Records from a data collection
--
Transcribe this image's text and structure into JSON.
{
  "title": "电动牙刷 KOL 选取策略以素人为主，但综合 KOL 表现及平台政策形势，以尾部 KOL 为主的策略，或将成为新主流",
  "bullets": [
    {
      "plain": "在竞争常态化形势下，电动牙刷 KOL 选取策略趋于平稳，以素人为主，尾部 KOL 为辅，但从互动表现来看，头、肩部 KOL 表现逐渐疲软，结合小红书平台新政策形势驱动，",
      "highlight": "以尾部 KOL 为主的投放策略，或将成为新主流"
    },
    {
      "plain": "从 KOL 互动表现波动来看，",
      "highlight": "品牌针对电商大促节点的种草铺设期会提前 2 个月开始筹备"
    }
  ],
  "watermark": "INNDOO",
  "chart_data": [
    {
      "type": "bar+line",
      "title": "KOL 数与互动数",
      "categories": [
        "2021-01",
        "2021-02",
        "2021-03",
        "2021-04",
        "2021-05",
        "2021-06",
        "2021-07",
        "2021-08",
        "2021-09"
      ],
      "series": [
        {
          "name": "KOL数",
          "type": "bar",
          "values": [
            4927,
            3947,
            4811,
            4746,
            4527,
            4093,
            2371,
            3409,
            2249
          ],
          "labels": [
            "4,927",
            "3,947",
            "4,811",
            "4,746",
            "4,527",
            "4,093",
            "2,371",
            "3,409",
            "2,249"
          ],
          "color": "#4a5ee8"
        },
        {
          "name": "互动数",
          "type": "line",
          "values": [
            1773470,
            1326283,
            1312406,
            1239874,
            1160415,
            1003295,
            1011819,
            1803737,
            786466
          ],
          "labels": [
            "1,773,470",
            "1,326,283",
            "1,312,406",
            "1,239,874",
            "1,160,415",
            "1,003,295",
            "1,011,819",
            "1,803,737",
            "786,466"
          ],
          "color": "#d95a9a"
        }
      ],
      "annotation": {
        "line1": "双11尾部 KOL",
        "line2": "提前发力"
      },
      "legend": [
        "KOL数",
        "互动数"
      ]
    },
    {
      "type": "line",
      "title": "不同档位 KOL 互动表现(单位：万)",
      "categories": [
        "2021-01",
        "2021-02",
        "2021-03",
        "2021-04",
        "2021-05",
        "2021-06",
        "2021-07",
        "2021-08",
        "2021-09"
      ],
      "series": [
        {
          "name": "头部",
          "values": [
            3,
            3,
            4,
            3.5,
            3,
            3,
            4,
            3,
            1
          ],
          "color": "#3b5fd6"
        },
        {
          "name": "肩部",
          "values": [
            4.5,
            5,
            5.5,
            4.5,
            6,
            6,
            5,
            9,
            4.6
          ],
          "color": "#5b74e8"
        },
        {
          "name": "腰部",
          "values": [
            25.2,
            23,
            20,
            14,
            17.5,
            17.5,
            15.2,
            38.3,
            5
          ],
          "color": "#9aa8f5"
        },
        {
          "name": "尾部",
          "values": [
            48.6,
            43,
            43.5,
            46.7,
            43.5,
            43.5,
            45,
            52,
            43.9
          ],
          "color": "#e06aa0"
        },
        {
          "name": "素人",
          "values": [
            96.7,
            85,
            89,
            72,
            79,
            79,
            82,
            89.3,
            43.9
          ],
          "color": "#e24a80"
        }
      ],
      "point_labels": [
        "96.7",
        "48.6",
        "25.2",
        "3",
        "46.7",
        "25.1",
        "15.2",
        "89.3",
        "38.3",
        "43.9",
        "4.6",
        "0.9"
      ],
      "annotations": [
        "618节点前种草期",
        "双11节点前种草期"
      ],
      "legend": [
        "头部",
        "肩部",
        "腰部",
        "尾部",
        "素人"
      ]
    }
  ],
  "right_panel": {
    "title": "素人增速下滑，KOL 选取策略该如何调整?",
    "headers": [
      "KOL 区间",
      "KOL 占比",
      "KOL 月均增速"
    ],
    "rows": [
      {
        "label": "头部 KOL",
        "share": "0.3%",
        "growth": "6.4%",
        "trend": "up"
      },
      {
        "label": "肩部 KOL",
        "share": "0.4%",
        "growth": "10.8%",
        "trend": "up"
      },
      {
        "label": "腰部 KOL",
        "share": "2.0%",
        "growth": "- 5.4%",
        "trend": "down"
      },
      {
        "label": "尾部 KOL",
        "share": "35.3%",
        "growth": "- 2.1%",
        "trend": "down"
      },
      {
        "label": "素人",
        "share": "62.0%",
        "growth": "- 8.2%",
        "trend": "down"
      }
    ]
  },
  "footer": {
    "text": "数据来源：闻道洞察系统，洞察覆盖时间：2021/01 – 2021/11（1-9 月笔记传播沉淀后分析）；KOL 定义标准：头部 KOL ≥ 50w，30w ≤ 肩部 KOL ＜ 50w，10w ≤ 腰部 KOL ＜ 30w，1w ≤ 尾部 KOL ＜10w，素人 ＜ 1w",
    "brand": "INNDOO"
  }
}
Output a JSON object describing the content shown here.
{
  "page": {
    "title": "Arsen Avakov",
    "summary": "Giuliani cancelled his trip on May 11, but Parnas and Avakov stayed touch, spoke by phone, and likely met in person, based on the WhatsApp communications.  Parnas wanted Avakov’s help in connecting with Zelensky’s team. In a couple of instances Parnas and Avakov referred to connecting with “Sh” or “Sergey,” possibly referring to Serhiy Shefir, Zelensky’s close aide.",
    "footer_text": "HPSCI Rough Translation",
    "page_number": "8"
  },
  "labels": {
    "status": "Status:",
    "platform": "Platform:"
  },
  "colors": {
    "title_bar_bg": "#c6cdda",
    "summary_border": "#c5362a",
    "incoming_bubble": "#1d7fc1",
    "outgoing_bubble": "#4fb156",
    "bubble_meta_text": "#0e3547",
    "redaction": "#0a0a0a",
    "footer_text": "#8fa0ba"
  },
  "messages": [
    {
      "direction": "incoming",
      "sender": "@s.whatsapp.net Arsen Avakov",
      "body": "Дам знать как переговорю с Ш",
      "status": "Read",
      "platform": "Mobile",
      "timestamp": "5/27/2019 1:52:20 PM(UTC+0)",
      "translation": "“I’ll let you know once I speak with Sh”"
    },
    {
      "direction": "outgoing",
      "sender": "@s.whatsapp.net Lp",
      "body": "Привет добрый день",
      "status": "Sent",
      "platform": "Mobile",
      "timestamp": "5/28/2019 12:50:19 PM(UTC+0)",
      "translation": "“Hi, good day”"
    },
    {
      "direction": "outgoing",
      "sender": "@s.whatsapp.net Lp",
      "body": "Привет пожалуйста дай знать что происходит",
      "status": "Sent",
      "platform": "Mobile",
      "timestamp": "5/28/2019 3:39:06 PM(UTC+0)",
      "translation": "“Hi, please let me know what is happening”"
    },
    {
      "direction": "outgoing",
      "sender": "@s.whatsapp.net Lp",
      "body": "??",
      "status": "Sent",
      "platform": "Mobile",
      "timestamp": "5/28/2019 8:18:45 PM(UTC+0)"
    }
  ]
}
--
Transcribe each entry precisely, missing none.

Transcribe this image's text and structure into JSON.
{
  "title": "电动牙刷 KOL 选取策略以素人为主，但综合 KOL 表现及平台政策形势，以尾部 KOL 为主的策略，或将成为新主流",
  "bullets": [
    {
      "plain": "在竞争常态化形势下，电动牙刷 KOL 选取策略趋于平稳，以素人为主，尾部 KOL 为辅，但从互动表现来看，头、肩部 KOL 表现逐渐疲软，结合小红书平台新政策形势驱动，",
      "highlight": "以尾部 KOL 为主的投放策略，或将成为新主流"
    },
    {
      "plain": "从 KOL 互动表现波动来看，",
      "highlight": "品牌针对电商大促节点的种草铺设期会提前 2 个月开始筹备"
    }
  ],
  "watermark": "INNDOO",
  "chart_data": [
    {
      "type": "bar+line",
      "title": "KOL 数与互动数",
      "categories": [
        "2021-01",
        "2021-02",
        "2021-03",
        "2021-04",
        "2021-05",
        "2021-06",
        "2021-07",
        "2021-08",
        "2021-09"
      ],
      "series": [
        {
          "name": "KOL数",
          "type": "bar",
          "values": [
            4927,
            3947,
            4811,
            4746,
            4527,
            4093,
            2371,
            3409,
            2249
          ],
          "labels": [
            "4,927",
            "3,947",
            "4,811",
            "4,746",
            "4,527",
            "4,093",
            "2,371",
            "3,409",
            "2,249"
          ],
          "color": "#4a5ee8"
        },
        {
          "name": "互动数",
          "type": "line",
          "values": [
            1773470,
            1326283,
            1312406,
            1239874,
            1160415,
            1003295,
            1011819,
            1803737,
            786466
          ],
          "labels": [
            "1,773,470",
            "1,326,283",
            "1,312,406",
            "1,239,874",
            "1,160,415",
            "1,003,295",
            "1,011,819",
            "1,803,737",
            "786,466"
          ],
          "color": "#d95a9a"
        }
      ],
      "annotation": {
        "line1": "双11尾部 KOL",
        "line2": "提前发力"
      },
      "legend": [
        "KOL数",
        "互动数"
      ]
    },
    {
      "type": "line",
      "title": "不同档位 KOL 互动表现(单位：万)",
      "categories": [
        "2021-01",
        "2021-02",
        "2021-03",
        "2021-04",
        "2021-05",
        "2021-06",
        "2021-07",
        "2021-08",
        "2021-09"
      ],
      "series": [
        {
          "name": "头部",
          "values": [
            3,
            3,
            4,
            3.5,
            3,
            3,
            4,
            3,
            1
          ],
          "color": "#3b5fd6"
        },
        {
          "name": "肩部",
          "values": [
            4.5,
            5,
            5.5,
            4.5,
            6,
            6,
            5,
            9,
            4.6
          ],
          "color": "#5b74e8"
        },
        {
          "name": "腰部",
          "values": [
            25.2,
            23,
            20,
            14,
            17.5,
            17.5,
            15.2,
            38.3,
            5
          ],
          "color": "#9aa8f5"
        },
        {
          "name": "尾部",
          "values": [
            48.6,
            43,
            43.5,
            46.7,
            43.5,
            43.5,
            45,
            52,
            43.9
          ],
          "color": "#e06aa0"
        },
        {
          "name": "素人",
          "values": [
            96.7,
            85,
            89,
            72,
            79,
            79,
            82,
            89.3,
            43.9
          ],
          "color": "#e24a80"
        }
      ],
      "point_labels": [
        "96.7",
        "48.6",
        "25.2",
        "3",
        "46.7",
        "25.1",
        "15.2",
        "89.3",
        "38.3",
        "43.9",
        "4.6",
        "0.9"
      ],
      "annotations": [
        "618节点前种草期",
        "双11节点前种草期"
      ],
      "legend": [
        "头部",
        "肩部",
        "腰部",
        "尾部",
        "素人"
      ]
    }
  ],
  "right_panel": {
    "title": "素人增速下滑，KOL 选取策略该如何调整?",
    "headers": [
      "KOL 区间",
      "KOL 占比",
      "KOL 月均增速"
    ],
    "rows": [
      {
        "label": "头部 KOL",
        "share": "0.3%",
        "growth": "6.4%",
        "trend": "up"
      },
      {
        "label": "肩部 KOL",
        "share": "0.4%",
        "growth": "10.8%",
        "trend": "up"
      },
      {
        "label": "腰部 KOL",
        "share": "2.0%",
        "growth": "- 5.4%",
        "trend": "down"
      },
      {
        "label": "尾部 KOL",
        "share": "35.3%",
        "growth": "- 2.1%",
        "trend": "down"
      },
      {
        "label": "素人",
        "share": "62.0%",
        "growth": "- 8.2%",
        "trend": "down"
      }
    ]
  },
  "footer": {
    "text": "数据来源：闻道洞察系统，洞察覆盖时间：2021/01 – 2021/11（1-9 月笔记传播沉淀后分析）；KOL 定义标准：头部 KOL ≥ 50w，30w ≤ 肩部 KOL ＜ 50w，10w ≤ 腰部 KOL ＜ 30w，1w ≤ 尾部 KOL ＜10w，素人 ＜ 1w",
    "brand": "INNDOO"
  }
}
Output a JSON object describing the content shown here.
{
  "page": {
    "title": "Arsen Avakov",
    "summary": "Giuliani cancelled his trip on May 11, but Parnas and Avakov stayed touch, spoke by phone, and likely met in person, based on the WhatsApp communications.  Parnas wanted Avakov’s help in connecting with Zelensky’s team. In a couple of instances Parnas and Avakov referred to connecting with “Sh” or “Sergey,” possibly referring to Serhiy Shefir, Zelensky’s close aide.",
    "footer_text": "HPSCI Rough Translation",
    "page_number": "8"
  },
  "labels": {
    "status": "Status:",
    "platform": "Platform:"
  },
  "colors": {
    "title_bar_bg": "#c6cdda",
    "summary_border": "#c5362a",
    "incoming_bubble": "#1d7fc1",
    "outgoing_bubble": "#4fb156",
    "bubble_meta_text": "#0e3547",
    "redaction": "#0a0a0a",
    "footer_text": "#8fa0ba"
  },
  "messages": [
    {
      "direction": "incoming",
      "sender": "@s.whatsapp.net Arsen Avakov",
      "body": "Дам знать как переговорю с Ш",
      "status": "Read",
      "platform": "Mobile",
      "timestamp": "5/27/2019 1:52:20 PM(UTC+0)",
      "translation": "“I’ll let you know once I speak with Sh”"
    },
    {
      "direction": "outgoing",
      "sender": "@s.whatsapp.net Lp",
      "body": "Привет добрый день",
      "status": "Sent",
      "platform": "Mobile",
      "timestamp": "5/28/2019 12:50:19 PM(UTC+0)",
      "translation": "“Hi, good day”"
    },
    {
      "direction": "outgoing",
      "sender": "@s.whatsapp.net Lp",
      "body": "Привет пожалуйста дай знать что происходит",
      "status": "Sent",
      "platform": "Mobile",
      "timestamp": "5/28/2019 3:39:06 PM(UTC+0)",
      "translation": "“Hi, please let me know what is happening”"
    },
    {
      "direction": "outgoing",
      "sender": "@s.whatsapp.net Lp",
      "body": "??",
      "status": "Sent",
      "platform": "Mobile",
      "timestamp": "5/28/2019 8:18:45 PM(UTC+0)"
    }
  ]
}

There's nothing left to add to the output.